Extracted records -
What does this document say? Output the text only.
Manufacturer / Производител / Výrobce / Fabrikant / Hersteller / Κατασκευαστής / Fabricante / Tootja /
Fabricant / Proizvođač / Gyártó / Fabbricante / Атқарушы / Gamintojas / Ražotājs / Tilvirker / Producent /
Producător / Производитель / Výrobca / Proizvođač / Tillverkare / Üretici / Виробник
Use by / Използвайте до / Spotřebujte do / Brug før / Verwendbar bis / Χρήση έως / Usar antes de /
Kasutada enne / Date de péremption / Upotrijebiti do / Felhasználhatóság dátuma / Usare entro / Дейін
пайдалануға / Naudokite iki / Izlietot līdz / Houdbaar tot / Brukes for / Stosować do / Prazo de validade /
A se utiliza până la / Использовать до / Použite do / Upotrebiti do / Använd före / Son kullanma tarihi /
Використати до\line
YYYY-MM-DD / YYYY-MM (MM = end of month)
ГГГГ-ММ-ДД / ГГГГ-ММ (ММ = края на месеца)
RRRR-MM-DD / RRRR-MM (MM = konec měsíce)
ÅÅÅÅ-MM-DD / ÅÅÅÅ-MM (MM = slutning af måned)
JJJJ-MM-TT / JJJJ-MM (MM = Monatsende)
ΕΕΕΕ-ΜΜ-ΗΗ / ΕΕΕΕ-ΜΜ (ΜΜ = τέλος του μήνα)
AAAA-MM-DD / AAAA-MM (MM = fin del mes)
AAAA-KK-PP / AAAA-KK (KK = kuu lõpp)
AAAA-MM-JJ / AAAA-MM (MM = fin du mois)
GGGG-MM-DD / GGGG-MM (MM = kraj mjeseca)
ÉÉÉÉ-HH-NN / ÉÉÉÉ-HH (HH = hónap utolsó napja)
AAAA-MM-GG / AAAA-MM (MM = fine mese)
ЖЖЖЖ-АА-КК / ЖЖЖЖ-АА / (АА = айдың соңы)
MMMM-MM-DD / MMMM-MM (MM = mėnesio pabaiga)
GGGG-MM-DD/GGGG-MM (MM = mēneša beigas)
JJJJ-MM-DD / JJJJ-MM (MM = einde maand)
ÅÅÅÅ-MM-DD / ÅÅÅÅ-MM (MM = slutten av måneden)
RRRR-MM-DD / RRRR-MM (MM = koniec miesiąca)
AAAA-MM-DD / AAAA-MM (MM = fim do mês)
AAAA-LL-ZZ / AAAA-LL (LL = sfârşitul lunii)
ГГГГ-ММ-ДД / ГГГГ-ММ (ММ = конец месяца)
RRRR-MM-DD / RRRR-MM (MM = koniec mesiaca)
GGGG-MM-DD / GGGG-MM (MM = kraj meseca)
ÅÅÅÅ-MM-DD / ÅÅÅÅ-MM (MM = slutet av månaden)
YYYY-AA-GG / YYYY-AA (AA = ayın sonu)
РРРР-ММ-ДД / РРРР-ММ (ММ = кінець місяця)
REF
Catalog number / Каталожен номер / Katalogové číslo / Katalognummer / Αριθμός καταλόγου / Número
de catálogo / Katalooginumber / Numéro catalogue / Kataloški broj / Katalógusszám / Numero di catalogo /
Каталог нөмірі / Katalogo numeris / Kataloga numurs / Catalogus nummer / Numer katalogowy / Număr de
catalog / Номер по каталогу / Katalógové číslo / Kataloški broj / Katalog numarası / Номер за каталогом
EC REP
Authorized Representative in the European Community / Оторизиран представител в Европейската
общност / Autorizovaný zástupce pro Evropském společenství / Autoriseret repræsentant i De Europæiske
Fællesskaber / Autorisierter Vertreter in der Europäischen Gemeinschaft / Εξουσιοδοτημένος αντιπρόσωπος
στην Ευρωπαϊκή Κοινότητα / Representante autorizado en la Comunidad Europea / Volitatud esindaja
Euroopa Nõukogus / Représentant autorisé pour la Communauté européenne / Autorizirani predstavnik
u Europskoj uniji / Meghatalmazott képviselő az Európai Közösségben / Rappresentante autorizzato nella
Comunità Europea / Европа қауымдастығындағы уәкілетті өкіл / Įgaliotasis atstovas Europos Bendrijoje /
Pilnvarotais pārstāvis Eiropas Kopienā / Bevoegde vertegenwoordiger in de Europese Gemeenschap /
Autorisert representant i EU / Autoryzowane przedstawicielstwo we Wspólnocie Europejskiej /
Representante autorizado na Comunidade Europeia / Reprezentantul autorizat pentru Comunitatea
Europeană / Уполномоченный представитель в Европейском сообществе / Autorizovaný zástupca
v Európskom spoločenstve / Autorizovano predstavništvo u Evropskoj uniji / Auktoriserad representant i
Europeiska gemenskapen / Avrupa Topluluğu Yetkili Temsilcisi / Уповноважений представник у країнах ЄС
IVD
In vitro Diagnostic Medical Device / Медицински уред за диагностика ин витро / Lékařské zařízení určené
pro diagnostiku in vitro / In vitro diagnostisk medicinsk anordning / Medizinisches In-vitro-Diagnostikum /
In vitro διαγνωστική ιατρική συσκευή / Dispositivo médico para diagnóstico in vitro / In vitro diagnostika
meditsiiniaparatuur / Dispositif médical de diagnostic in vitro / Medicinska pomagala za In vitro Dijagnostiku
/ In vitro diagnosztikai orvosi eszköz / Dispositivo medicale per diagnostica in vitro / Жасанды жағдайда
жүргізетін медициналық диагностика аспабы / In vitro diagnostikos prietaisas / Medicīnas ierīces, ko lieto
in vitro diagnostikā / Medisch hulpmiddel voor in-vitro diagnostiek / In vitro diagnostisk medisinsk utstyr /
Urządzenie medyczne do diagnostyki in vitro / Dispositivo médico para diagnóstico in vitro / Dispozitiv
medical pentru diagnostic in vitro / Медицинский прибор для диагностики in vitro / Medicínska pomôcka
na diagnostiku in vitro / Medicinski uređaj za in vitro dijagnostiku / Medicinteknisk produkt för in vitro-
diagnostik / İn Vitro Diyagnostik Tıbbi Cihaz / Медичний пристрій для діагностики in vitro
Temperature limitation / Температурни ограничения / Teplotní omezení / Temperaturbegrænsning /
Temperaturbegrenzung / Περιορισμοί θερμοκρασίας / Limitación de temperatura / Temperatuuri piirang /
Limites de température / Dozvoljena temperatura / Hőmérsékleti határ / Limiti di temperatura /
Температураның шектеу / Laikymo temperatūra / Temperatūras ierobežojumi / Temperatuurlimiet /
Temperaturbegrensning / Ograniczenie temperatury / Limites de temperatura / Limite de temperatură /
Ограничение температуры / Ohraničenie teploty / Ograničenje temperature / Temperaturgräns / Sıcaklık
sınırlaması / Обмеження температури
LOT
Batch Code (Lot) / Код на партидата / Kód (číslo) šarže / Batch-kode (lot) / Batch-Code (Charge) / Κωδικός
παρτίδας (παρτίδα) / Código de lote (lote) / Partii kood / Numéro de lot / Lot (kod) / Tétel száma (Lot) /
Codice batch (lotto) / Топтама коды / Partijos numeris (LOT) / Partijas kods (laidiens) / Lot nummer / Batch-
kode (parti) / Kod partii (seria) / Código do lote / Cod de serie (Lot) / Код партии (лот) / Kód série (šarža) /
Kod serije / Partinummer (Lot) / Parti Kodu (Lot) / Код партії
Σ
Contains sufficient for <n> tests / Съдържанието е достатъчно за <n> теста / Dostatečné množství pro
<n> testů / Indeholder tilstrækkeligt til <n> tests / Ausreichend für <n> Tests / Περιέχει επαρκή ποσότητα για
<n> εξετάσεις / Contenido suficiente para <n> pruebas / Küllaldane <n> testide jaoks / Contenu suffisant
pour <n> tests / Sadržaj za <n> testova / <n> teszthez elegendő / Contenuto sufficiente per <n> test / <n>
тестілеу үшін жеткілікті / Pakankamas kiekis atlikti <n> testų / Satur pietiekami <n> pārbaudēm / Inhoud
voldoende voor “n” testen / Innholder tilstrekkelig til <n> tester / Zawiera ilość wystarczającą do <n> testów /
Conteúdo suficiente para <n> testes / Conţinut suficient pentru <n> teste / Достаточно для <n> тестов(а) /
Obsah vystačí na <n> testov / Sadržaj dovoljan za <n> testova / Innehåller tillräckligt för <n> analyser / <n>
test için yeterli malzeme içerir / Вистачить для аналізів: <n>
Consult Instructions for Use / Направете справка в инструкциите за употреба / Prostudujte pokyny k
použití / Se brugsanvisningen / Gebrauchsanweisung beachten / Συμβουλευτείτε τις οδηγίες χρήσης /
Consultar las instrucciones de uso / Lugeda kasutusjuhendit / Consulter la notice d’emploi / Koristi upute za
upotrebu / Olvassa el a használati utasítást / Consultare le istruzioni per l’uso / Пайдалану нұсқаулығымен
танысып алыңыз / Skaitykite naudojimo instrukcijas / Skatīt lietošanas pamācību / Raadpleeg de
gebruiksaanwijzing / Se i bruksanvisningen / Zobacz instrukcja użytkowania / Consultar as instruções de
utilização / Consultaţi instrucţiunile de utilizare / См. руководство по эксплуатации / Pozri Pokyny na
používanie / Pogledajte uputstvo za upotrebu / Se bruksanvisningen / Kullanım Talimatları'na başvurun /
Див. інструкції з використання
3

Challenge -
Whenever "YYYY" turns up in a line, pick that line out.

Result -
YYYY-MM-DD / YYYY-MM (MM = end of month)
YYYY-AA-GG / YYYY-AA (AA = ayın sonu)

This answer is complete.